▸ **Job**: Retype the listing that follows, word for word.

——

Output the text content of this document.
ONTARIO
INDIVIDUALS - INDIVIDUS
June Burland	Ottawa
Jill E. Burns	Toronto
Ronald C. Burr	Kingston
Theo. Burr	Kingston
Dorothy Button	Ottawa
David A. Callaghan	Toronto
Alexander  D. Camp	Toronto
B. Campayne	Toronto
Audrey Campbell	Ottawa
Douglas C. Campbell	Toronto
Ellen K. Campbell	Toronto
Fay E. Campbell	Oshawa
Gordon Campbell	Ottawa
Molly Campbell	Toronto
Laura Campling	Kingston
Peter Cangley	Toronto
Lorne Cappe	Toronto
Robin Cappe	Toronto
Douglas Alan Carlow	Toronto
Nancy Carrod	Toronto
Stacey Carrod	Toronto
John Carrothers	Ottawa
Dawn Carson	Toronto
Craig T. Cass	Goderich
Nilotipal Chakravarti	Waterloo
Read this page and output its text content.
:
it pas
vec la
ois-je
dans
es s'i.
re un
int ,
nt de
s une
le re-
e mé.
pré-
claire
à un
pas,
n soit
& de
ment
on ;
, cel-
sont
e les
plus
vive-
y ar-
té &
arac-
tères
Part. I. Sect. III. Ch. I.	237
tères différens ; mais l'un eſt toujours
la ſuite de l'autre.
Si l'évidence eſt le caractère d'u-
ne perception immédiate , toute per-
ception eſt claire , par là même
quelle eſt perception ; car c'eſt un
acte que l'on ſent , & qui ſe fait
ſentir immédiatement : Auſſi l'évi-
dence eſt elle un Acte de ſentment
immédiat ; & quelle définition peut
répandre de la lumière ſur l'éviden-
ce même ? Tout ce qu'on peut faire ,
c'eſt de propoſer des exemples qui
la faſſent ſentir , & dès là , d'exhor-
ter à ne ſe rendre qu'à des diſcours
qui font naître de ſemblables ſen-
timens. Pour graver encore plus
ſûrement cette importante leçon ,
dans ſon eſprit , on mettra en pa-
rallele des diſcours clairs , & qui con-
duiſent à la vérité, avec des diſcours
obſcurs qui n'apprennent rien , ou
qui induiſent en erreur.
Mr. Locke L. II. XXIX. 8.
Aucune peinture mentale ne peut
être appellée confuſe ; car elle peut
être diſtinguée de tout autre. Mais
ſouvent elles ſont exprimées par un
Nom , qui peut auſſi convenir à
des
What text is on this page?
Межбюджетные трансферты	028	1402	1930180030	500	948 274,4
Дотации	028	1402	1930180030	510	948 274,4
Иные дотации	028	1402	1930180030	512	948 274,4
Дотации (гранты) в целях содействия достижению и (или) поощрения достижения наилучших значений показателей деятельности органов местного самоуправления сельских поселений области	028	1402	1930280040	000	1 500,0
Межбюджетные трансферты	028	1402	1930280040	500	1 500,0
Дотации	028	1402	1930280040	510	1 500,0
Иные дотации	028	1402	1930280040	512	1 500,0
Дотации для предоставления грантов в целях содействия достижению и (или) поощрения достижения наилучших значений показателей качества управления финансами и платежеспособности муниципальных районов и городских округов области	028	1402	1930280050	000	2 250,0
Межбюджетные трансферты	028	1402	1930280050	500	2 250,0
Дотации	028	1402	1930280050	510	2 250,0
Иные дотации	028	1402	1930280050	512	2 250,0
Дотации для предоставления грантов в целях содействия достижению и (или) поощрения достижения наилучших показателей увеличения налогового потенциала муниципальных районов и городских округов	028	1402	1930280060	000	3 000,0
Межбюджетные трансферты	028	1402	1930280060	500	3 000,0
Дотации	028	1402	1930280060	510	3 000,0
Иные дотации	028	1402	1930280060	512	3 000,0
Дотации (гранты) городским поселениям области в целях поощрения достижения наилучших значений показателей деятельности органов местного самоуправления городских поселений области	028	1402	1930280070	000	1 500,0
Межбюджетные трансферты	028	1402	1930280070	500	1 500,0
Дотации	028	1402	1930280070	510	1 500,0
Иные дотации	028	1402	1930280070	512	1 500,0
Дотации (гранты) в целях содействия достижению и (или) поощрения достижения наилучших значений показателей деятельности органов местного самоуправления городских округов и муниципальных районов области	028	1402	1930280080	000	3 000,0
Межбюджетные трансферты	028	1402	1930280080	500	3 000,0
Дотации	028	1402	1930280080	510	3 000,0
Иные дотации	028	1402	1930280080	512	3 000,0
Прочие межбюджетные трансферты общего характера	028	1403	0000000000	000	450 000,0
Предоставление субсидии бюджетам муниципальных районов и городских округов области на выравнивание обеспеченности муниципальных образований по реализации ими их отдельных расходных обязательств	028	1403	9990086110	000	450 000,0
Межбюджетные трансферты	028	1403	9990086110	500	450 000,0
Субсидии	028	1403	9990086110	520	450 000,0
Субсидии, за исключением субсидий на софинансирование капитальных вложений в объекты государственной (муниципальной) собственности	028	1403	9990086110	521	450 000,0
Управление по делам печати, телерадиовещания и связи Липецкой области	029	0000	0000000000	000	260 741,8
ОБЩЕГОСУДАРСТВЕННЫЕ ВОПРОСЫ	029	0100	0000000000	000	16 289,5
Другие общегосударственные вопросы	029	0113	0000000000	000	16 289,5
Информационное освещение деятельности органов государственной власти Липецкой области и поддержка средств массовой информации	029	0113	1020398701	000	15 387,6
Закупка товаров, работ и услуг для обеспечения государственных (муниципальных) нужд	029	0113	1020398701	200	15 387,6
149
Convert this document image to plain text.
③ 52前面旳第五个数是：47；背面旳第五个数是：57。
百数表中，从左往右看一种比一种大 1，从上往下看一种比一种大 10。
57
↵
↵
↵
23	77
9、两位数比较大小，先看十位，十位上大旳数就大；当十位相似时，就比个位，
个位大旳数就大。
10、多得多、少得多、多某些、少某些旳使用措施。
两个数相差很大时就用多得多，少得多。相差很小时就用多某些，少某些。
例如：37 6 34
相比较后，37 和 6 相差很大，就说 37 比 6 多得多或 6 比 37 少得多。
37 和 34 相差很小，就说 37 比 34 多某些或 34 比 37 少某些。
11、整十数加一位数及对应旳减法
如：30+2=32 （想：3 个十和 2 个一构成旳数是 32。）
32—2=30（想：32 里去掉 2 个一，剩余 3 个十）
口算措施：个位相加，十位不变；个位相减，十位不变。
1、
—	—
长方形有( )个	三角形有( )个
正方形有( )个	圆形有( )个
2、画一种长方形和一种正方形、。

——

▸ **Exercise solution**:
Output the text content of this document.
ONTARIO
INDIVIDUALS - INDIVIDUS
June Burland	Ottawa
Jill E. Burns	Toronto
Ronald C. Burr	Kingston
Theo. Burr	Kingston
Dorothy Button	Ottawa
David A. Callaghan	Toronto
Alexander  D. Camp	Toronto
B. Campayne	Toronto
Audrey Campbell	Ottawa
Douglas C. Campbell	Toronto
Ellen K. Campbell	Toronto
Fay E. Campbell	Oshawa
Gordon Campbell	Ottawa
Molly Campbell	Toronto
Laura Campling	Kingston
Peter Cangley	Toronto
Lorne Cappe	Toronto
Robin Cappe	Toronto
Douglas Alan Carlow	Toronto
Nancy Carrod	Toronto
Stacey Carrod	Toronto
John Carrothers	Ottawa
Dawn Carson	Toronto
Craig T. Cass	Goderich
Nilotipal Chakravarti	Waterloo
Read this page and output its text content.
:
it pas
vec la
ois-je
dans
es s'i.
re un
int ,
nt de
s une
le re-
e mé.
pré-
claire
à un
pas,
n soit
& de
ment
on ;
, cel-
sont
e les
plus
vive-
y ar-
té &
arac-
tères
Part. I. Sect. III. Ch. I.	237
tères différens ; mais l'un eſt toujours
la ſuite de l'autre.
Si l'évidence eſt le caractère d'u-
ne perception immédiate , toute per-
ception eſt claire , par là même
quelle eſt perception ; car c'eſt un
acte que l'on ſent , & qui ſe fait
ſentir immédiatement : Auſſi l'évi-
dence eſt elle un Acte de ſentment
immédiat ; & quelle définition peut
répandre de la lumière ſur l'éviden-
ce même ? Tout ce qu'on peut faire ,
c'eſt de propoſer des exemples qui
la faſſent ſentir , & dès là , d'exhor-
ter à ne ſe rendre qu'à des diſcours
qui font naître de ſemblables ſen-
timens. Pour graver encore plus
ſûrement cette importante leçon ,
dans ſon eſprit , on mettra en pa-
rallele des diſcours clairs , & qui con-
duiſent à la vérité, avec des diſcours
obſcurs qui n'apprennent rien , ou
qui induiſent en erreur.
Mr. Locke L. II. XXIX. 8.
Aucune peinture mentale ne peut
être appellée confuſe ; car elle peut
être diſtinguée de tout autre. Mais
ſouvent elles ſont exprimées par un
Nom , qui peut auſſi convenir à
des
What text is on this page?
Межбюджетные трансферты	028	1402	1930180030	500	948 274,4
Дотации	028	1402	1930180030	510	948 274,4
Иные дотации	028	1402	1930180030	512	948 274,4
Дотации (гранты) в целях содействия достижению и (или) поощрения достижения наилучших значений показателей деятельности органов местного самоуправления сельских поселений области	028	1402	1930280040	000	1 500,0
Межбюджетные трансферты	028	1402	1930280040	500	1 500,0
Дотации	028	1402	1930280040	510	1 500,0
Иные дотации	028	1402	1930280040	512	1 500,0
Дотации для предоставления грантов в целях содействия достижению и (или) поощрения достижения наилучших значений показателей качества управления финансами и платежеспособности муниципальных районов и городских округов области	028	1402	1930280050	000	2 250,0
Межбюджетные трансферты	028	1402	1930280050	500	2 250,0
Дотации	028	1402	1930280050	510	2 250,0
Иные дотации	028	1402	1930280050	512	2 250,0
Дотации для предоставления грантов в целях содействия достижению и (или) поощрения достижения наилучших показателей увеличения налогового потенциала муниципальных районов и городских округов	028	1402	1930280060	000	3 000,0
Межбюджетные трансферты	028	1402	1930280060	500	3 000,0
Дотации	028	1402	1930280060	510	3 000,0
Иные дотации	028	1402	1930280060	512	3 000,0
Дотации (гранты) городским поселениям области в целях поощрения достижения наилучших значений показателей деятельности органов местного самоуправления городских поселений области	028	1402	1930280070	000	1 500,0
Межбюджетные трансферты	028	1402	1930280070	500	1 500,0
Дотации	028	1402	1930280070	510	1 500,0
Иные дотации	028	1402	1930280070	512	1 500,0
Дотации (гранты) в целях содействия достижению и (или) поощрения достижения наилучших значений показателей деятельности органов местного самоуправления городских округов и муниципальных районов области	028	1402	1930280080	000	3 000,0
Межбюджетные трансферты	028	1402	1930280080	500	3 000,0
Дотации	028	1402	1930280080	510	3 000,0
Иные дотации	028	1402	1930280080	512	3 000,0
Прочие межбюджетные трансферты общего характера	028	1403	0000000000	000	450 000,0
Предоставление субсидии бюджетам муниципальных районов и городских округов области на выравнивание обеспеченности муниципальных образований по реализации ими их отдельных расходных обязательств	028	1403	9990086110	000	450 000,0
Межбюджетные трансферты	028	1403	9990086110	500	450 000,0
Субсидии	028	1403	9990086110	520	450 000,0
Субсидии, за исключением субсидий на софинансирование капитальных вложений в объекты государственной (муниципальной) собственности	028	1403	9990086110	521	450 000,0
Управление по делам печати, телерадиовещания и связи Липецкой области	029	0000	0000000000	000	260 741,8
ОБЩЕГОСУДАРСТВЕННЫЕ ВОПРОСЫ	029	0100	0000000000	000	16 289,5
Другие общегосударственные вопросы	029	0113	0000000000	000	16 289,5
Информационное освещение деятельности органов государственной власти Липецкой области и поддержка средств массовой информации	029	0113	1020398701	000	15 387,6
Закупка товаров, работ и услуг для обеспечения государственных (муниципальных) нужд	029	0113	1020398701	200	15 387,6
149
Convert this document image to plain text.
③ 52前面旳第五个数是：47；背面旳第五个数是：57。
百数表中，从左往右看一种比一种大 1，从上往下看一种比一种大 10。
57
↵
↵
↵
23	77
9、两位数比较大小，先看十位，十位上大旳数就大；当十位相似时，就比个位，
个位大旳数就大。
10、多得多、少得多、多某些、少某些旳使用措施。
两个数相差很大时就用多得多，少得多。相差很小时就用多某些，少某些。
例如：37 6 34
相比较后，37 和 6 相差很大，就说 37 比 6 多得多或 6 比 37 少得多。
37 和 34 相差很小，就说 37 比 34 多某些或 34 比 37 少某些。
11、整十数加一位数及对应旳减法
如：30+2=32 （想：3 个十和 2 个一构成旳数是 32。）
32—2=30（想：32 里去掉 2 个一，剩余 3 个十）
口算措施：个位相加，十位不变；个位相减，十位不变。
1、
—	—
长方形有( )个	三角形有( )个
正方形有( )个	圆形有( )个
2、画一种长方形和一种正方形、。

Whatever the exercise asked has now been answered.